== BRIEF ==
Repeat, exactly and in full, the lines of the listing below, but without any pictures.

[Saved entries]
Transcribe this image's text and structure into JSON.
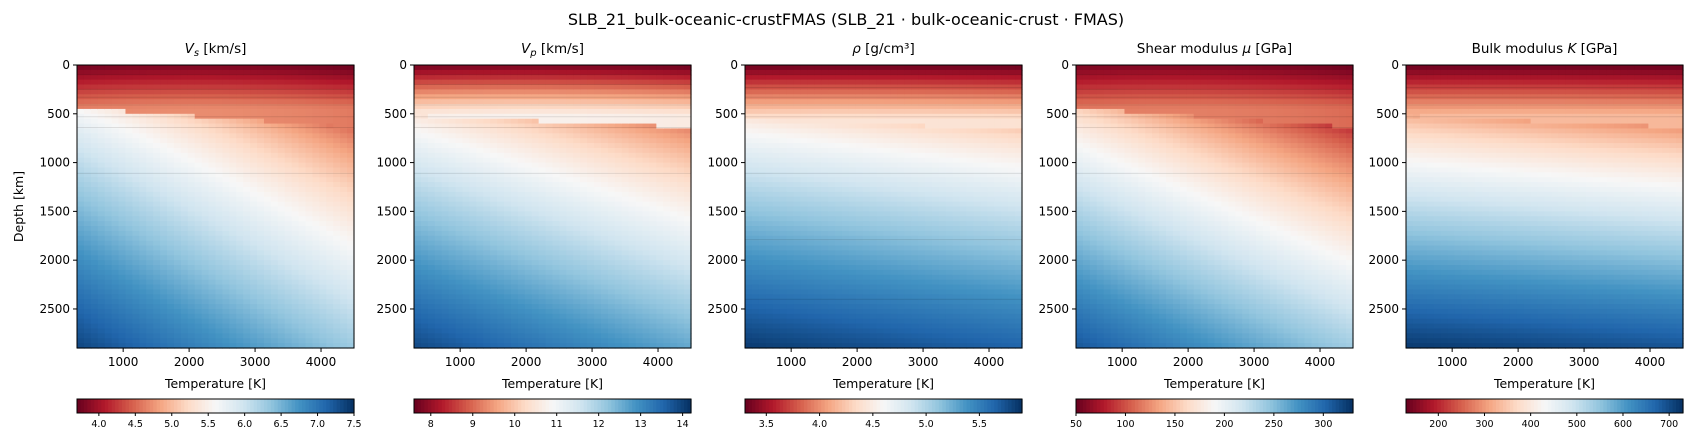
{
  "figure": {
    "title": "SLB_21_bulk-oceanic-crustFMAS   (SLB_21 · bulk-oceanic-crust · FMAS)"
  },
  "colormap": {
    "name": "RdBu",
    "stops": [
      "#67001f",
      "#b2182b",
      "#d6604d",
      "#f4a582",
      "#fddbc7",
      "#f7f7f7",
      "#d1e5f0",
      "#92c5de",
      "#4393c3",
      "#2166ac",
      "#053061"
    ]
  },
  "chart_data": [
    {
      "type": "heatmap",
      "title_symbol": "V",
      "title_sub": "s",
      "title_unit": " [km/s]",
      "xlabel": "Temperature [K]",
      "ylabel": "Depth [km]",
      "xlim": [
        300,
        4500
      ],
      "ylim": [
        2900,
        0
      ],
      "xticks": [
        "1000",
        "2000",
        "3000",
        "4000"
      ],
      "yticks": [
        "0",
        "500",
        "1000",
        "1500",
        "2000",
        "2500"
      ],
      "colorbar": {
        "range": [
          3.7,
          7.5
        ],
        "ticks": [
          "4.0",
          "4.5",
          "5.0",
          "5.5",
          "6.0",
          "6.5",
          "7.0",
          "7.5"
        ]
      },
      "field": {
        "shallow_boundary_km": [
          440,
          640
        ],
        "shallow_gradient_km": [
          0,
          440
        ],
        "shallow_value_range": [
          3.7,
          4.6
        ],
        "deep_value_range": [
          5.7,
          7.5
        ],
        "temperature_decrease": [
          0.15,
          1.2
        ],
        "layers_km": [
          100,
          250,
          330,
          410,
          530,
          640,
          1110
        ]
      }
    },
    {
      "type": "heatmap",
      "title_symbol": "V",
      "title_sub": "p",
      "title_unit": " [km/s]",
      "xlabel": "Temperature [K]",
      "ylabel": "",
      "xlim": [
        300,
        4500
      ],
      "ylim": [
        2900,
        0
      ],
      "xticks": [
        "1000",
        "2000",
        "3000",
        "4000"
      ],
      "yticks": [
        "0",
        "500",
        "1000",
        "1500",
        "2000",
        "2500"
      ],
      "colorbar": {
        "range": [
          7.6,
          14.2
        ],
        "ticks": [
          "8",
          "9",
          "10",
          "11",
          "12",
          "13",
          "14"
        ]
      },
      "field": {
        "shallow_boundary_km": [
          520,
          640
        ],
        "shallow_gradient_km": [
          0,
          520
        ],
        "shallow_value_range": [
          7.6,
          10.6
        ],
        "deep_value_range": [
          10.8,
          14.2
        ],
        "temperature_decrease": [
          0.3,
          1.6
        ],
        "layers_km": [
          100,
          200,
          330,
          410,
          530,
          640,
          1110
        ]
      }
    },
    {
      "type": "heatmap",
      "title_symbol": "ρ",
      "title_sub": "",
      "title_unit": " [g/cm³]",
      "xlabel": "Temperature [K]",
      "ylabel": "",
      "xlim": [
        300,
        4500
      ],
      "ylim": [
        2900,
        0
      ],
      "xticks": [
        "1000",
        "2000",
        "3000",
        "4000"
      ],
      "yticks": [
        "0",
        "500",
        "1000",
        "1500",
        "2000",
        "2500"
      ],
      "colorbar": {
        "range": [
          3.3,
          5.9
        ],
        "ticks": [
          "3.5",
          "4.0",
          "4.5",
          "5.0",
          "5.5"
        ]
      },
      "field": {
        "shallow_boundary_km": [
          560,
          660
        ],
        "shallow_gradient_km": [
          0,
          560
        ],
        "shallow_value_range": [
          3.3,
          4.4
        ],
        "deep_value_range": [
          4.5,
          5.9
        ],
        "temperature_decrease": [
          0.05,
          0.25
        ],
        "layers_km": [
          100,
          230,
          330,
          410,
          530,
          1110,
          1790,
          2400
        ]
      }
    },
    {
      "type": "heatmap",
      "title_symbol": "Shear modulus ",
      "title_sub": "",
      "title_italic": "μ",
      "title_unit": " [GPa]",
      "xlabel": "Temperature [K]",
      "ylabel": "",
      "xlim": [
        300,
        4500
      ],
      "ylim": [
        2900,
        0
      ],
      "xticks": [
        "1000",
        "2000",
        "3000",
        "4000"
      ],
      "yticks": [
        "0",
        "500",
        "1000",
        "1500",
        "2000",
        "2500"
      ],
      "colorbar": {
        "range": [
          50,
          330
        ],
        "ticks": [
          "50",
          "100",
          "150",
          "200",
          "250",
          "300"
        ]
      },
      "field": {
        "shallow_boundary_km": [
          440,
          640
        ],
        "shallow_gradient_km": [
          0,
          440
        ],
        "shallow_value_range": [
          50,
          110
        ],
        "deep_value_range": [
          175,
          330
        ],
        "temperature_decrease": [
          20,
          90
        ],
        "layers_km": [
          100,
          250,
          330,
          410,
          530,
          640,
          1110
        ]
      }
    },
    {
      "type": "heatmap",
      "title_symbol": "Bulk modulus ",
      "title_sub": "",
      "title_italic": "K",
      "title_unit": " [GPa]",
      "xlabel": "Temperature [K]",
      "ylabel": "",
      "xlim": [
        300,
        4500
      ],
      "ylim": [
        2900,
        0
      ],
      "xticks": [
        "1000",
        "2000",
        "3000",
        "4000"
      ],
      "yticks": [
        "0",
        "500",
        "1000",
        "1500",
        "2000",
        "2500"
      ],
      "colorbar": {
        "range": [
          130,
          730
        ],
        "ticks": [
          "200",
          "300",
          "400",
          "500",
          "600",
          "700"
        ]
      },
      "field": {
        "shallow_boundary_km": [
          520,
          640
        ],
        "shallow_gradient_km": [
          0,
          520
        ],
        "shallow_value_range": [
          130,
          330
        ],
        "deep_value_range": [
          330,
          730
        ],
        "temperature_decrease": [
          10,
          40
        ],
        "layers_km": [
          100,
          230,
          330,
          410,
          530
        ]
      }
    }
  ]
}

== OUTPUT FOR THIS TASK ==
Transcribe this image's text and structure into JSON.
{
  "figure": {
    "title": "SLB_21_bulk-oceanic-crustFMAS   (SLB_21 · bulk-oceanic-crust · FMAS)"
  },
  "colormap": {
    "name": "RdBu",
    "stops": [
      "#67001f",
      "#b2182b",
      "#d6604d",
      "#f4a582",
      "#fddbc7",
      "#f7f7f7",
      "#d1e5f0",
      "#92c5de",
      "#4393c3",
      "#2166ac",
      "#053061"
    ]
  },
  "chart_data": [
    {
      "type": "heatmap",
      "title_symbol": "V",
      "title_sub": "s",
      "title_unit": " [km/s]",
      "xlabel": "Temperature [K]",
      "ylabel": "Depth [km]",
      "xlim": [
        300,
        4500
      ],
      "ylim": [
        2900,
        0
      ],
      "xticks": [
        "1000",
        "2000",
        "3000",
        "4000"
      ],
      "yticks": [
        "0",
        "500",
        "1000",
        "1500",
        "2000",
        "2500"
      ],
      "colorbar": {
        "range": [
          3.7,
          7.5
        ],
        "ticks": [
          "4.0",
          "4.5",
          "5.0",
          "5.5",
          "6.0",
          "6.5",
          "7.0",
          "7.5"
        ]
      },
      "field": {
        "shallow_boundary_km": [
          440,
          640
        ],
        "shallow_gradient_km": [
          0,
          440
        ],
        "shallow_value_range": [
          3.7,
          4.6
        ],
        "deep_value_range": [
          5.7,
          7.5
        ],
        "temperature_decrease": [
          0.15,
          1.2
        ],
        "layers_km": [
          100,
          250,
          330,
          410,
          530,
          640,
          1110
        ]
      }
    },
    {
      "type": "heatmap",
      "title_symbol": "V",
      "title_sub": "p",
      "title_unit": " [km/s]",
      "xlabel": "Temperature [K]",
      "ylabel": "",
      "xlim": [
        300,
        4500
      ],
      "ylim": [
        2900,
        0
      ],
      "xticks": [
        "1000",
        "2000",
        "3000",
        "4000"
      ],
      "yticks": [
        "0",
        "500",
        "1000",
        "1500",
        "2000",
        "2500"
      ],
      "colorbar": {
        "range": [
          7.6,
          14.2
        ],
        "ticks": [
          "8",
          "9",
          "10",
          "11",
          "12",
          "13",
          "14"
        ]
      },
      "field": {
        "shallow_boundary_km": [
          520,
          640
        ],
        "shallow_gradient_km": [
          0,
          520
        ],
        "shallow_value_range": [
          7.6,
          10.6
        ],
        "deep_value_range": [
          10.8,
          14.2
        ],
        "temperature_decrease": [
          0.3,
          1.6
        ],
        "layers_km": [
          100,
          200,
          330,
          410,
          530,
          640,
          1110
        ]
      }
    },
    {
      "type": "heatmap",
      "title_symbol": "ρ",
      "title_sub": "",
      "title_unit": " [g/cm³]",
      "xlabel": "Temperature [K]",
      "ylabel": "",
      "xlim": [
        300,
        4500
      ],
      "ylim": [
        2900,
        0
      ],
      "xticks": [
        "1000",
        "2000",
        "3000",
        "4000"
      ],
      "yticks": [
        "0",
        "500",
        "1000",
        "1500",
        "2000",
        "2500"
      ],
      "colorbar": {
        "range": [
          3.3,
          5.9
        ],
        "ticks": [
          "3.5",
          "4.0",
          "4.5",
          "5.0",
          "5.5"
        ]
      },
      "field": {
        "shallow_boundary_km": [
          560,
          660
        ],
        "shallow_gradient_km": [
          0,
          560
        ],
        "shallow_value_range": [
          3.3,
          4.4
        ],
        "deep_value_range": [
          4.5,
          5.9
        ],
        "temperature_decrease": [
          0.05,
          0.25
        ],
        "layers_km": [
          100,
          230,
          330,
          410,
          530,
          1110,
          1790,
          2400
        ]
      }
    },
    {
      "type": "heatmap",
      "title_symbol": "Shear modulus ",
      "title_sub": "",
      "title_italic": "μ",
      "title_unit": " [GPa]",
      "xlabel": "Temperature [K]",
      "ylabel": "",
      "xlim": [
        300,
        4500
      ],
      "ylim": [
        2900,
        0
      ],
      "xticks": [
        "1000",
        "2000",
        "3000",
        "4000"
      ],
      "yticks": [
        "0",
        "500",
        "1000",
        "1500",
        "2000",
        "2500"
      ],
      "colorbar": {
        "range": [
          50,
          330
        ],
        "ticks": [
          "50",
          "100",
          "150",
          "200",
          "250",
          "300"
        ]
      },
      "field": {
        "shallow_boundary_km": [
          440,
          640
        ],
        "shallow_gradient_km": [
          0,
          440
        ],
        "shallow_value_range": [
          50,
          110
        ],
        "deep_value_range": [
          175,
          330
        ],
        "temperature_decrease": [
          20,
          90
        ],
        "layers_km": [
          100,
          250,
          330,
          410,
          530,
          640,
          1110
        ]
      }
    },
    {
      "type": "heatmap",
      "title_symbol": "Bulk modulus ",
      "title_sub": "",
      "title_italic": "K",
      "title_unit": " [GPa]",
      "xlabel": "Temperature [K]",
      "ylabel": "",
      "xlim": [
        300,
        4500
      ],
      "ylim": [
        2900,
        0
      ],
      "xticks": [
        "1000",
        "2000",
        "3000",
        "4000"
      ],
      "yticks": [
        "0",
        "500",
        "1000",
        "1500",
        "2000",
        "2500"
      ],
      "colorbar": {
        "range": [
          130,
          730
        ],
        "ticks": [
          "200",
          "300",
          "400",
          "500",
          "600",
          "700"
        ]
      },
      "field": {
        "shallow_boundary_km": [
          520,
          640
        ],
        "shallow_gradient_km": [
          0,
          520
        ],
        "shallow_value_range": [
          130,
          330
        ],
        "deep_value_range": [
          330,
          730
        ],
        "temperature_decrease": [
          10,
          40
        ],
        "layers_km": [
          100,
          230,
          330,
          410,
          530
        ]
      }
    }
  ]
}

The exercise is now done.